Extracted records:

* * * * * * * * *

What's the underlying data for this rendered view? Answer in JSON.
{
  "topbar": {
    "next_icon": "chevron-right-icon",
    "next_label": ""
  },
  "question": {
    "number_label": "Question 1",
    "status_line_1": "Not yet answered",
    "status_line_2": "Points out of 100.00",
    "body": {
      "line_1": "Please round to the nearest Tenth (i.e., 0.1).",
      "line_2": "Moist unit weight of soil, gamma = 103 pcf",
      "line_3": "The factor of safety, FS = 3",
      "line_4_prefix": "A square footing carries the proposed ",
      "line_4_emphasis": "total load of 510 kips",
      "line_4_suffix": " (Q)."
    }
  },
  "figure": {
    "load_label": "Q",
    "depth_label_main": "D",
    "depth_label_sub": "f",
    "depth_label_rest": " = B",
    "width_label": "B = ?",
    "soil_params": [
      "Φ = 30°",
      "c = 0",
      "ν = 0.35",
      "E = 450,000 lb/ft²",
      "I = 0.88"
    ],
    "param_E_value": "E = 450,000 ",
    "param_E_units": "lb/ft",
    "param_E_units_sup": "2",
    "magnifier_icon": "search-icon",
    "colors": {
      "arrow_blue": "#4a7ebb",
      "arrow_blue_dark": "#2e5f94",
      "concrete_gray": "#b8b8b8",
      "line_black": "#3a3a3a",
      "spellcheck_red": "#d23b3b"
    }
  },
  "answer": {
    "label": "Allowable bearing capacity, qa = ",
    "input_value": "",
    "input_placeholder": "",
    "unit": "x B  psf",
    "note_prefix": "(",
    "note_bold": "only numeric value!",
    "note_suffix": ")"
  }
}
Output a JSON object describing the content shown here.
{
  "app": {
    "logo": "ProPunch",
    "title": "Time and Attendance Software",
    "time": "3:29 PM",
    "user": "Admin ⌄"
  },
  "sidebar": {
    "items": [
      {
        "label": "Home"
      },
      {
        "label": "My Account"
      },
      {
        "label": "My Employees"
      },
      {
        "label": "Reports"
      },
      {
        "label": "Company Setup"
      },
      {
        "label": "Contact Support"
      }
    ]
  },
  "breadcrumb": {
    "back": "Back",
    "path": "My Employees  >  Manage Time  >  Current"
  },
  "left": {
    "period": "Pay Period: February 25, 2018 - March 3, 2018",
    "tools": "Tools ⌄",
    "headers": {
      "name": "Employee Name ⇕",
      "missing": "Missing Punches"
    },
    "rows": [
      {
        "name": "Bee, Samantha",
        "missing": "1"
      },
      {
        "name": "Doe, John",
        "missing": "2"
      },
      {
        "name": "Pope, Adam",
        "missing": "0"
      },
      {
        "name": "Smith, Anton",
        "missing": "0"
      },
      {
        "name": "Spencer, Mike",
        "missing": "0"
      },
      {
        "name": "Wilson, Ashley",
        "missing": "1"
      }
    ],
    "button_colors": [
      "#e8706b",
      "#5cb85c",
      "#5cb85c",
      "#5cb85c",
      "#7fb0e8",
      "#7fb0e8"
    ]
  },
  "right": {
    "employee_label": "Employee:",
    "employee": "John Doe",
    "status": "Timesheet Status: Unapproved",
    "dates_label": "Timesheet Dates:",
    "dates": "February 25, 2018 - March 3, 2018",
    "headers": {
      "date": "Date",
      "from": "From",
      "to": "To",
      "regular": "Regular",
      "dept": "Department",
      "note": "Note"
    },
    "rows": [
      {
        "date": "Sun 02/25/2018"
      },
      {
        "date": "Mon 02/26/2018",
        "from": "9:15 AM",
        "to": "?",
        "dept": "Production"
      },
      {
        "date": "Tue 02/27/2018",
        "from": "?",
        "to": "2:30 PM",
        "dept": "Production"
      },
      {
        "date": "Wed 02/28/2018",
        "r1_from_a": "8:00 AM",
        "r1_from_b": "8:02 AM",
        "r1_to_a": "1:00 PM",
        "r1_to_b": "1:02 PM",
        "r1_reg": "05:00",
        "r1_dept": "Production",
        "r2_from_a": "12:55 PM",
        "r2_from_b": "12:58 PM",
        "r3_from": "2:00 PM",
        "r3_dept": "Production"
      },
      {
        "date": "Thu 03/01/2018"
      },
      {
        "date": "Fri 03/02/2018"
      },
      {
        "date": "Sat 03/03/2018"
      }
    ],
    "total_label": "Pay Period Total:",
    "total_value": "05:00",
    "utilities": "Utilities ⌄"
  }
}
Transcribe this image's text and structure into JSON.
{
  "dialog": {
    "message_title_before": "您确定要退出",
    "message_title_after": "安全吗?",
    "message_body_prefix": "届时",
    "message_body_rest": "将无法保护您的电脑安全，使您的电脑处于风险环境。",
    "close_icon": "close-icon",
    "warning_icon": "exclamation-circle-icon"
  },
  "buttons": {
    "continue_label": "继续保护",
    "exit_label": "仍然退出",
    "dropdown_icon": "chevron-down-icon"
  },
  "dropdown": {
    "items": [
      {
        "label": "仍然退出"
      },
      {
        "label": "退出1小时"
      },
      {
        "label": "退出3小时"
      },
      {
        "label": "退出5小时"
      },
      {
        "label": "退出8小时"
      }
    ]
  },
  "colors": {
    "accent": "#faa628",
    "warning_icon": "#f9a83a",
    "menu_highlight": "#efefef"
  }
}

* * * * * * * * *

- Description of the task -
Write every line of the material above again, exactly.

- Task output -
What's the underlying data for this rendered view? Answer in JSON.
{
  "topbar": {
    "next_icon": "chevron-right-icon",
    "next_label": ""
  },
  "question": {
    "number_label": "Question 1",
    "status_line_1": "Not yet answered",
    "status_line_2": "Points out of 100.00",
    "body": {
      "line_1": "Please round to the nearest Tenth (i.e., 0.1).",
      "line_2": "Moist unit weight of soil, gamma = 103 pcf",
      "line_3": "The factor of safety, FS = 3",
      "line_4_prefix": "A square footing carries the proposed ",
      "line_4_emphasis": "total load of 510 kips",
      "line_4_suffix": " (Q)."
    }
  },
  "figure": {
    "load_label": "Q",
    "depth_label_main": "D",
    "depth_label_sub": "f",
    "depth_label_rest": " = B",
    "width_label": "B = ?",
    "soil_params": [
      "Φ = 30°",
      "c = 0",
      "ν = 0.35",
      "E = 450,000 lb/ft²",
      "I = 0.88"
    ],
    "param_E_value": "E = 450,000 ",
    "param_E_units": "lb/ft",
    "param_E_units_sup": "2",
    "magnifier_icon": "search-icon",
    "colors": {
      "arrow_blue": "#4a7ebb",
      "arrow_blue_dark": "#2e5f94",
      "concrete_gray": "#b8b8b8",
      "line_black": "#3a3a3a",
      "spellcheck_red": "#d23b3b"
    }
  },
  "answer": {
    "label": "Allowable bearing capacity, qa = ",
    "input_value": "",
    "input_placeholder": "",
    "unit": "x B  psf",
    "note_prefix": "(",
    "note_bold": "only numeric value!",
    "note_suffix": ")"
  }
}
Output a JSON object describing the content shown here.
{
  "app": {
    "logo": "ProPunch",
    "title": "Time and Attendance Software",
    "time": "3:29 PM",
    "user": "Admin ⌄"
  },
  "sidebar": {
    "items": [
      {
        "label": "Home"
      },
      {
        "label": "My Account"
      },
      {
        "label": "My Employees"
      },
      {
        "label": "Reports"
      },
      {
        "label": "Company Setup"
      },
      {
        "label": "Contact Support"
      }
    ]
  },
  "breadcrumb": {
    "back": "Back",
    "path": "My Employees  >  Manage Time  >  Current"
  },
  "left": {
    "period": "Pay Period: February 25, 2018 - March 3, 2018",
    "tools": "Tools ⌄",
    "headers": {
      "name": "Employee Name ⇕",
      "missing": "Missing Punches"
    },
    "rows": [
      {
        "name": "Bee, Samantha",
        "missing": "1"
      },
      {
        "name": "Doe, John",
        "missing": "2"
      },
      {
        "name": "Pope, Adam",
        "missing": "0"
      },
      {
        "name": "Smith, Anton",
        "missing": "0"
      },
      {
        "name": "Spencer, Mike",
        "missing": "0"
      },
      {
        "name": "Wilson, Ashley",
        "missing": "1"
      }
    ],
    "button_colors": [
      "#e8706b",
      "#5cb85c",
      "#5cb85c",
      "#5cb85c",
      "#7fb0e8",
      "#7fb0e8"
    ]
  },
  "right": {
    "employee_label": "Employee:",
    "employee": "John Doe",
    "status": "Timesheet Status: Unapproved",
    "dates_label": "Timesheet Dates:",
    "dates": "February 25, 2018 - March 3, 2018",
    "headers": {
      "date": "Date",
      "from": "From",
      "to": "To",
      "regular": "Regular",
      "dept": "Department",
      "note": "Note"
    },
    "rows": [
      {
        "date": "Sun 02/25/2018"
      },
      {
        "date": "Mon 02/26/2018",
        "from": "9:15 AM",
        "to": "?",
        "dept": "Production"
      },
      {
        "date": "Tue 02/27/2018",
        "from": "?",
        "to": "2:30 PM",
        "dept": "Production"
      },
      {
        "date": "Wed 02/28/2018",
        "r1_from_a": "8:00 AM",
        "r1_from_b": "8:02 AM",
        "r1_to_a": "1:00 PM",
        "r1_to_b": "1:02 PM",
        "r1_reg": "05:00",
        "r1_dept": "Production",
        "r2_from_a": "12:55 PM",
        "r2_from_b": "12:58 PM",
        "r3_from": "2:00 PM",
        "r3_dept": "Production"
      },
      {
        "date": "Thu 03/01/2018"
      },
      {
        "date": "Fri 03/02/2018"
      },
      {
        "date": "Sat 03/03/2018"
      }
    ],
    "total_label": "Pay Period Total:",
    "total_value": "05:00",
    "utilities": "Utilities ⌄"
  }
}
Transcribe this image's text and structure into JSON.
{
  "dialog": {
    "message_title_before": "您确定要退出",
    "message_title_after": "安全吗?",
    "message_body_prefix": "届时",
    "message_body_rest": "将无法保护您的电脑安全，使您的电脑处于风险环境。",
    "close_icon": "close-icon",
    "warning_icon": "exclamation-circle-icon"
  },
  "buttons": {
    "continue_label": "继续保护",
    "exit_label": "仍然退出",
    "dropdown_icon": "chevron-down-icon"
  },
  "dropdown": {
    "items": [
      {
        "label": "仍然退出"
      },
      {
        "label": "退出1小时"
      },
      {
        "label": "退出3小时"
      },
      {
        "label": "退出5小时"
      },
      {
        "label": "退出8小时"
      }
    ]
  },
  "colors": {
    "accent": "#faa628",
    "warning_icon": "#f9a83a",
    "menu_highlight": "#efefef"
  }
}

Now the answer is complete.